══ Source passage

There is also a large overflow parking lot. It was empty and we would of felt
comfortable just popping the camper top and setting up in a distant corner but
we checked out the empty equestrian campground. It was clean with bear resistant
storage boxes and trash bins. The sign read, "Equestrians have priority.
All other campers use walk in sites." That was vague enough for us and
site 8 suited us fine. About an hour later a large pickup with a fifth wheel
combination horse hauler and camper pulled into site 7 next door. I walked over
to ask if they had stayed here before, if they knew what fall use was like, and
if they thought the campground would fill and would we be in the way? The
couple with a young daughter were already busy unloading their horses. I did
not interrupt.
When she saw
an opportunity, the Lady walked over to the couple and asked our questions.
This was their first time up here camping with horses but the young man said he
had hiked often in the area. "I don't think it will fill this late in the
season," he said. "We have a couple more people showing up. You two
have no worries though, you're okay." He pointed to the nearby pen.
"Those two horses are yours in pen 8. You
are with us. You're family." Two more horse rigs pulled in the next hour.
That was it for Friday night.
Fall mornings before the switch to standard time are unsettling,
especially with the extra month now tacked on to daylight time. The sun comes
up so late. We have to wait for it. It doesn't seem right.
We were at the first meadow of Cottonwood Creek as the sun began
to warm the land. Small golden trout scooted into hiding as we explored the
meadow.
We were going to hike this Saturday, just see where the trail would
take us. Cottonwood Lakes are the first place golden trout were planted outside
their home waters. I had always wanted to visit here. California Fish &
Game had used this stock for egg collection for decades for planting goldens
throughout California. Unfortunately it was discovered too late that rainbows
had moved into and hybridized this population and the goldens planted
throughout California are actually mutts.
The Golden Trout Wilderness butts up against the southern edge of
the John Muir Wilderness. We headed north again "Into the Johnny
Muir!"

════

List of tasks =
a. Answer these questions using the camping passage.
(i) Which site suited the narrator's party?
(ii) How many more horse rigs pulled in during the next hour?
(iii) What were Cottonwood Lakes the first place for?
b. Quote the camping passage between "When she saw" and "doesn't seem right.", inclusive.

══ Records provided

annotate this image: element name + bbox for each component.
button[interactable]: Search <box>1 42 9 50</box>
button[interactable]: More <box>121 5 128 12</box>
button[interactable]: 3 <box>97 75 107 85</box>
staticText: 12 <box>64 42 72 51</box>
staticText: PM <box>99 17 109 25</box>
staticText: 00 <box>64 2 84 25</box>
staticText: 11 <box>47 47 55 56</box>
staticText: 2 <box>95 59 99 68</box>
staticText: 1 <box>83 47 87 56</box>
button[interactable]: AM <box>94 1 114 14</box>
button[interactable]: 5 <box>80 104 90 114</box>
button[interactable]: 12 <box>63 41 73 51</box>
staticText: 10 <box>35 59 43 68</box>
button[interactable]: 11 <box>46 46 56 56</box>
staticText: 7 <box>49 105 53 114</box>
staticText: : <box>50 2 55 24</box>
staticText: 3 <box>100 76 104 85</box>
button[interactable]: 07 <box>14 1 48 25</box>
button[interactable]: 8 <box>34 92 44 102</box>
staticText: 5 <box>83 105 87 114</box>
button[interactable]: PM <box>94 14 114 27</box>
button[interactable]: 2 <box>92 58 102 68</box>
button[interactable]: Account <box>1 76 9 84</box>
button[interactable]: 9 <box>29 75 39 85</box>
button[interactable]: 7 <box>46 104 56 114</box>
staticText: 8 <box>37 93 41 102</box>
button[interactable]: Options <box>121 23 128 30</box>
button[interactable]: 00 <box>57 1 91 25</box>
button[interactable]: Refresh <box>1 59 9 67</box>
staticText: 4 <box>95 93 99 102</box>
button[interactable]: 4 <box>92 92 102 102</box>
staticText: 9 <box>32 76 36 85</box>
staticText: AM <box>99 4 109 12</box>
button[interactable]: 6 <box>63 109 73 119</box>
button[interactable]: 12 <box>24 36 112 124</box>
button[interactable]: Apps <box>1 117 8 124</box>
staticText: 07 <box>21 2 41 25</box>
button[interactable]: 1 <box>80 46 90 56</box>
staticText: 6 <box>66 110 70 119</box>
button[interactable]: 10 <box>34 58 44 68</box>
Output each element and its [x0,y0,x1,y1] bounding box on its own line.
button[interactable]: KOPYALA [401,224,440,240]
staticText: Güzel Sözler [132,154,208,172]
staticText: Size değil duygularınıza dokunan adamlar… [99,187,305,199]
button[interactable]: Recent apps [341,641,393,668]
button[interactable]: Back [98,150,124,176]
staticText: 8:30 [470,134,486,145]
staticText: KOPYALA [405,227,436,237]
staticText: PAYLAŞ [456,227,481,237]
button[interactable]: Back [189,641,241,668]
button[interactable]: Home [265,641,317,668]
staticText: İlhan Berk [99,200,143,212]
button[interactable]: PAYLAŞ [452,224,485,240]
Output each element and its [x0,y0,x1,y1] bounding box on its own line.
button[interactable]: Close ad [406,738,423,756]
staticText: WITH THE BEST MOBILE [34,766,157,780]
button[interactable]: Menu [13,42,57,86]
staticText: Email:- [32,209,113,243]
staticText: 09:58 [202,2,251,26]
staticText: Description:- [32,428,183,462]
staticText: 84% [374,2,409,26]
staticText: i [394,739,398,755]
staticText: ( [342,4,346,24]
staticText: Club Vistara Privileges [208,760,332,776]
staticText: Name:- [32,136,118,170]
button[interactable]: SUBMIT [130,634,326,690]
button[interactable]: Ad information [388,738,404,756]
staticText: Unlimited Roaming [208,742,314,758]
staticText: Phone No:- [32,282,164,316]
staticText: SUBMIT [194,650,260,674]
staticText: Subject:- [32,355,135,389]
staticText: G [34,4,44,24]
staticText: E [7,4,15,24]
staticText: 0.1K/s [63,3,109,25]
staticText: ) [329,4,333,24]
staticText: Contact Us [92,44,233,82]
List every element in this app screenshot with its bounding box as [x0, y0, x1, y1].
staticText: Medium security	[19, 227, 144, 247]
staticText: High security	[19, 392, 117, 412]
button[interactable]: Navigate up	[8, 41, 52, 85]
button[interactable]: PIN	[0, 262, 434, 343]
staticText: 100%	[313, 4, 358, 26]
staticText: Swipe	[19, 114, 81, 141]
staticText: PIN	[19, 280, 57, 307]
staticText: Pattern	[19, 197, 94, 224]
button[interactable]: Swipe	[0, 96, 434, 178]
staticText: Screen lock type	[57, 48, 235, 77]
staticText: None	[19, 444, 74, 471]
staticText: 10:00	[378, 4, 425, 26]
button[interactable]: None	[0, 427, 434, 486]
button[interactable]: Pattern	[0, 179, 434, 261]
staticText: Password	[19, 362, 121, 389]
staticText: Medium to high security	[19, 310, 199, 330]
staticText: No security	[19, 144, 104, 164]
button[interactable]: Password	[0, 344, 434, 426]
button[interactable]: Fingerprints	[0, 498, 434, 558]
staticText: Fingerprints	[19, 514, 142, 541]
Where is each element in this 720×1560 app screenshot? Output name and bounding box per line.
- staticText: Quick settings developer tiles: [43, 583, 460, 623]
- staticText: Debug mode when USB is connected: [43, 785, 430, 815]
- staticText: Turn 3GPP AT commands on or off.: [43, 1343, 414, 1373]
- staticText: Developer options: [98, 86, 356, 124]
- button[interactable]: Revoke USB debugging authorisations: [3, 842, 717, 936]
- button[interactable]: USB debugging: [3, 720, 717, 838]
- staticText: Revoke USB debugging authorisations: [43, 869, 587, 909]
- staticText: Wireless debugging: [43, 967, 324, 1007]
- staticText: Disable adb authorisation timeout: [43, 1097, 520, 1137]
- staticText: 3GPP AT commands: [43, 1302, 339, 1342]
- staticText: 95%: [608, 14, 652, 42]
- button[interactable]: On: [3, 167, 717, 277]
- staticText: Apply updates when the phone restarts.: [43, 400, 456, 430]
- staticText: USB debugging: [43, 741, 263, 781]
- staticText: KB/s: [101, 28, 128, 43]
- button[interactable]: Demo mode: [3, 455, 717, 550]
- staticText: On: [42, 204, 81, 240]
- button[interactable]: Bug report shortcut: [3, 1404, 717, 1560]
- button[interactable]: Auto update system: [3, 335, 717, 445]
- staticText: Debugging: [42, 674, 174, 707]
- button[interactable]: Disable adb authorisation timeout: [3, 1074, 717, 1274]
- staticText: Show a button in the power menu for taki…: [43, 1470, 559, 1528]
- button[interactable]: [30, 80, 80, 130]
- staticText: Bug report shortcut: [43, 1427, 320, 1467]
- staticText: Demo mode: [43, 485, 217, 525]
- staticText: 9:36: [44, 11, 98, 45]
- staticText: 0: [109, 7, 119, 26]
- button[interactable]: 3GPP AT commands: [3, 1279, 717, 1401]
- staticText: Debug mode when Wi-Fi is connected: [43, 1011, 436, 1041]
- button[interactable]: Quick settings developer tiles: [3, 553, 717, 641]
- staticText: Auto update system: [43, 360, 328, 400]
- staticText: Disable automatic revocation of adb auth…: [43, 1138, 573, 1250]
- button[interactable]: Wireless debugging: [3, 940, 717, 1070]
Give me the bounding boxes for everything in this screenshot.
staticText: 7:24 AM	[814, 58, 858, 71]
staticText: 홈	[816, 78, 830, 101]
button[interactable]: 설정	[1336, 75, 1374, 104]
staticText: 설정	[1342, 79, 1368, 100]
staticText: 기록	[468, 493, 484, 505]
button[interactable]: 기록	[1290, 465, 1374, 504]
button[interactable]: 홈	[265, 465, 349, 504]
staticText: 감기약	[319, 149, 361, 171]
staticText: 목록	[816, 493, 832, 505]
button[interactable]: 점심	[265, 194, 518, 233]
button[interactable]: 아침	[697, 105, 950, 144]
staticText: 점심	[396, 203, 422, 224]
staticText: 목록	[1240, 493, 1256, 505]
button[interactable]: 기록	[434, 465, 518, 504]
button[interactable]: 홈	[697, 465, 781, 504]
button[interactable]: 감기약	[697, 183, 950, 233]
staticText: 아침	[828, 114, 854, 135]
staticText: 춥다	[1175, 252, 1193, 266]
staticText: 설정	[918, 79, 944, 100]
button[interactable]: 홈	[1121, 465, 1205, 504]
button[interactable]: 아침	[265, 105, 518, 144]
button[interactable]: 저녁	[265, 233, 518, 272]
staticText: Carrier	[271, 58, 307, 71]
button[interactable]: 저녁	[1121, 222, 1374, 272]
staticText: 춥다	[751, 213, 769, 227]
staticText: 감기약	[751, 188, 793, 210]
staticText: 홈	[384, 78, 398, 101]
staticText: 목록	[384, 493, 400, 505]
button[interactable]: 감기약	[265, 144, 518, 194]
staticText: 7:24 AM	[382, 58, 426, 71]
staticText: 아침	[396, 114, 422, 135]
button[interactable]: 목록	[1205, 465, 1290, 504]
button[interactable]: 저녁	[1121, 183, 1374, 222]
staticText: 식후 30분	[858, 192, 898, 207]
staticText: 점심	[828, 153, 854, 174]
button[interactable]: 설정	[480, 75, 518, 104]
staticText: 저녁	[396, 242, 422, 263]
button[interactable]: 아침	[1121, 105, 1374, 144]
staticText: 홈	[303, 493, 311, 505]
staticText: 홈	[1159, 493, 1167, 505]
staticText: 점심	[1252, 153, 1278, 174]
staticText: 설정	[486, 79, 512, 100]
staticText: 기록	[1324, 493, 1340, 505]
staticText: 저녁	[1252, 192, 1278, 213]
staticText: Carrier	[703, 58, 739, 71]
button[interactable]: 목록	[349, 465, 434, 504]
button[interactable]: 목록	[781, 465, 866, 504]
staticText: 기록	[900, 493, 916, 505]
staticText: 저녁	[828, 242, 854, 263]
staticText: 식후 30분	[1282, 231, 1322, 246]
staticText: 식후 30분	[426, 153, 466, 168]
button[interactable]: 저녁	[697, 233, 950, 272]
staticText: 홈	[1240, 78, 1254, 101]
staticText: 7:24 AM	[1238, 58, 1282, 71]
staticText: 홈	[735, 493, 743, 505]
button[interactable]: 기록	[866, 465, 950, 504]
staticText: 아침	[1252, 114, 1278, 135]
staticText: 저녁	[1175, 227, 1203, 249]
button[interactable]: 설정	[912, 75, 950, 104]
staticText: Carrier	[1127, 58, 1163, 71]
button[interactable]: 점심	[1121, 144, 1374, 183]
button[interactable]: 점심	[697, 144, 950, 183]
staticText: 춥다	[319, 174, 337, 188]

════

Solutions to the exercise =
a.
(i) Site 8.
(ii) Two.
(iii) They were the first place golden trout were planted outside their home waters.

b.
When she saw
an opportunity, the Lady walked over to the couple and asked our questions.
This was their first time up here camping with horses but the young man said he
had hiked often in the area. "I don't think it will fill this late in the
season," he said. "We have a couple more people showing up. You two
have no worries though, you're okay." He pointed to the nearby pen.
"Those two horses are yours in pen 8. You
are with us. You're family." Two more horse rigs pulled in the next hour.
That was it for Friday night.
Fall mornings before the switch to standard time are unsettling,
especially with the extra month now tacked on to daylight time. The sun comes
up so late. We have to wait for it. It doesn't seem right.